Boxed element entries
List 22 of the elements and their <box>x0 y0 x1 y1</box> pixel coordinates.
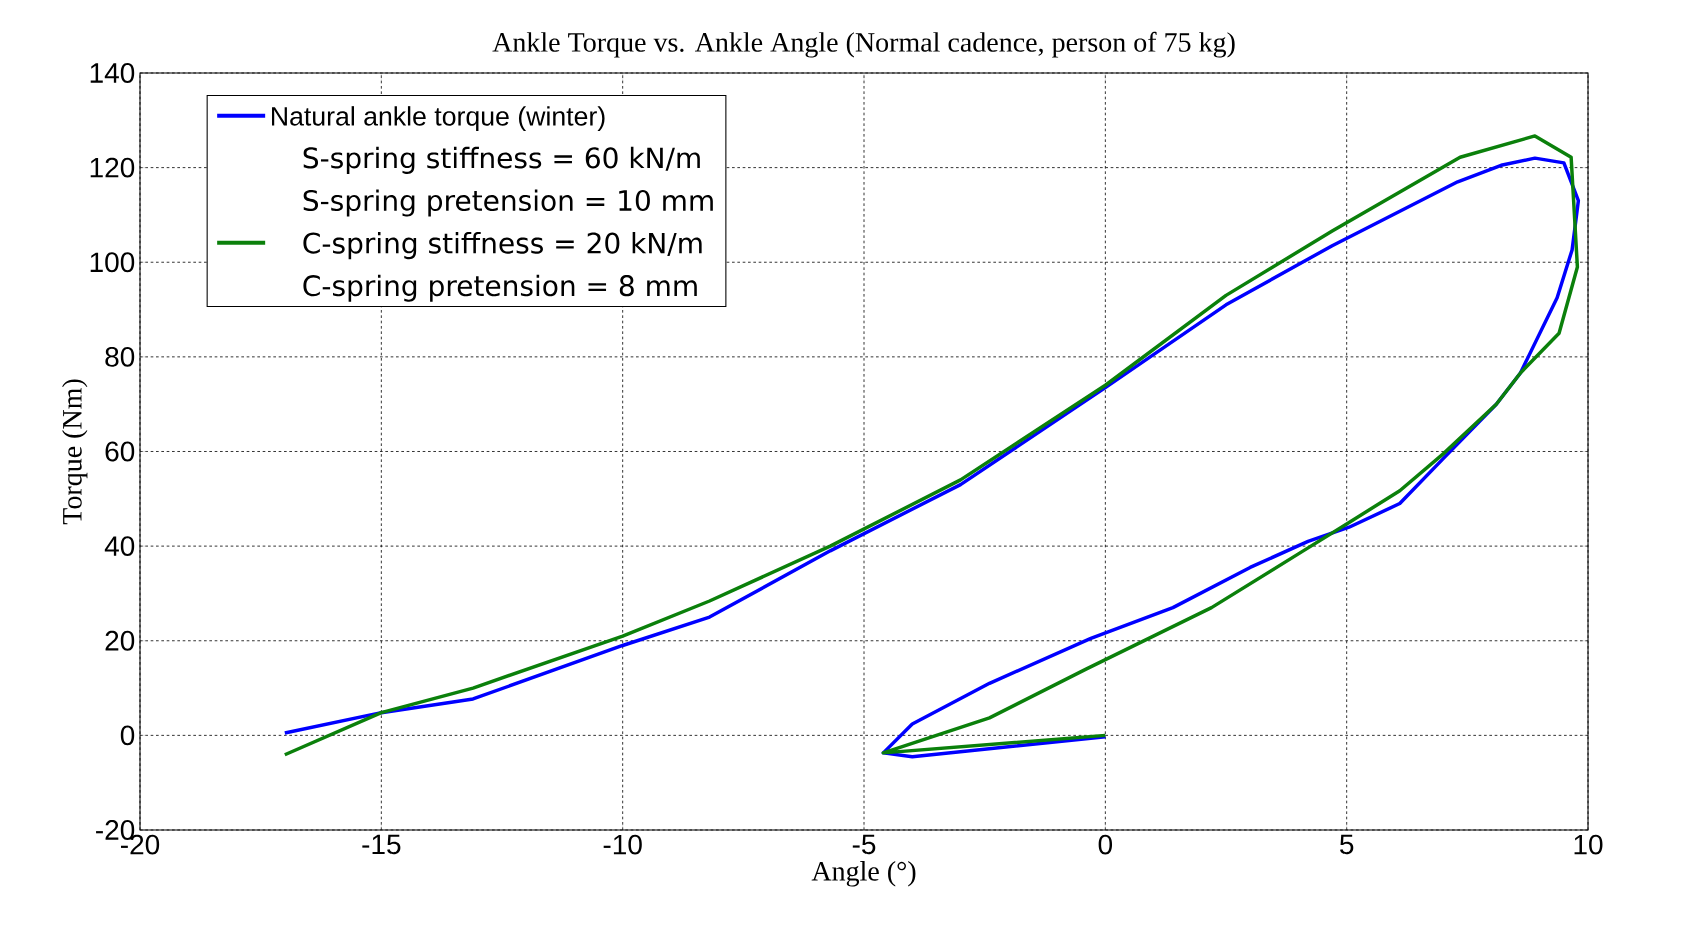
y-tick-label: 140 <box>90 63 135 83</box>
y-tick-label: 60 <box>105 441 135 462</box>
x-tick-label: -10 <box>603 834 642 855</box>
chart-title: Ankle Torque vs. Ankle Angle (Normal cadence, person of 75 kg) <box>492 31 1235 58</box>
annotation: C-spring pretension = 8 mm <box>303 274 697 302</box>
y-tick-label: 80 <box>105 346 135 367</box>
x-tick-label: 10 <box>1574 834 1603 855</box>
x-tick-label: -15 <box>362 834 401 855</box>
y-tick-label: 0 <box>120 725 135 746</box>
y-tick-label: 20 <box>105 630 135 651</box>
y-tick-label: 40 <box>104 536 135 557</box>
x-tick-label: 5 <box>1340 834 1354 855</box>
y-tick-label: 100 <box>90 252 135 273</box>
annotation: S-spring pretension = 10 mm <box>303 189 713 217</box>
y-tick-label: 120 <box>90 157 135 178</box>
x-tick-label: -5 <box>852 834 876 855</box>
annotation: S-spring stiffness = 60 kN/m <box>303 146 700 174</box>
y-axis-title: Torque (Nm) <box>62 379 88 525</box>
x-tick-label: 0 <box>1098 834 1113 855</box>
x-axis-title: Angle (°) <box>811 861 916 887</box>
legend-label: C-spring stiffness = 20 kN/m <box>303 232 702 260</box>
legend-label: Natural ankle torque (winter) <box>272 106 605 132</box>
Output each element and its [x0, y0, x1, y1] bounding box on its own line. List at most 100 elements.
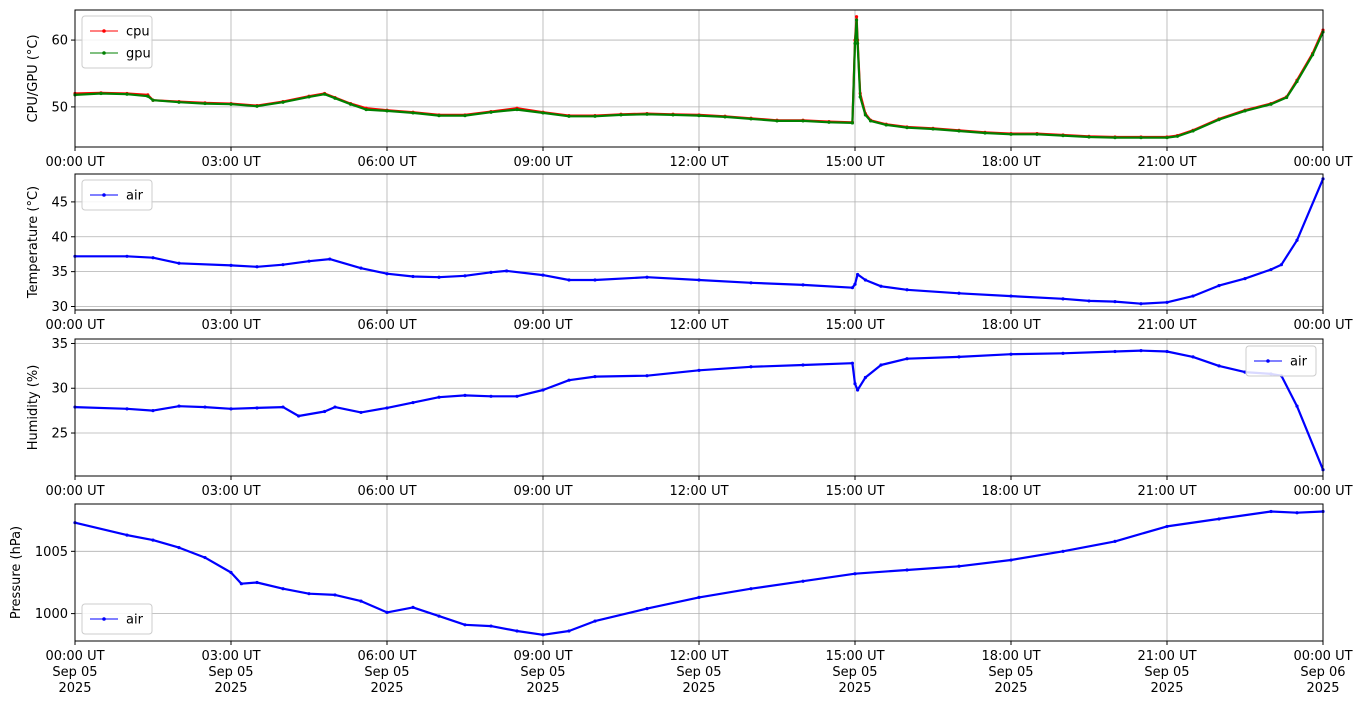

* **TASK DESCRIPTION**
Copy the material word for word, starting at the very beginning and ending with the line that contains "y-tick-label: 40 <box>104 536 135 557</box>", including that line. Leave the pictures out.

* **RESPONSE**
List 22 of the elements and their <box>x0 y0 x1 y1</box> pixel coordinates.
y-tick-label: 140 <box>90 63 135 83</box>
y-tick-label: 60 <box>105 441 135 462</box>
x-tick-label: -10 <box>603 834 642 855</box>
chart-title: Ankle Torque vs. Ankle Angle (Normal cadence, person of 75 kg) <box>492 31 1235 58</box>
annotation: C-spring pretension = 8 mm <box>303 274 697 302</box>
y-tick-label: 80 <box>105 346 135 367</box>
x-tick-label: 10 <box>1574 834 1603 855</box>
x-tick-label: -15 <box>362 834 401 855</box>
y-tick-label: 0 <box>120 725 135 746</box>
y-tick-label: 20 <box>105 630 135 651</box>
y-tick-label: 40 <box>104 536 135 557</box>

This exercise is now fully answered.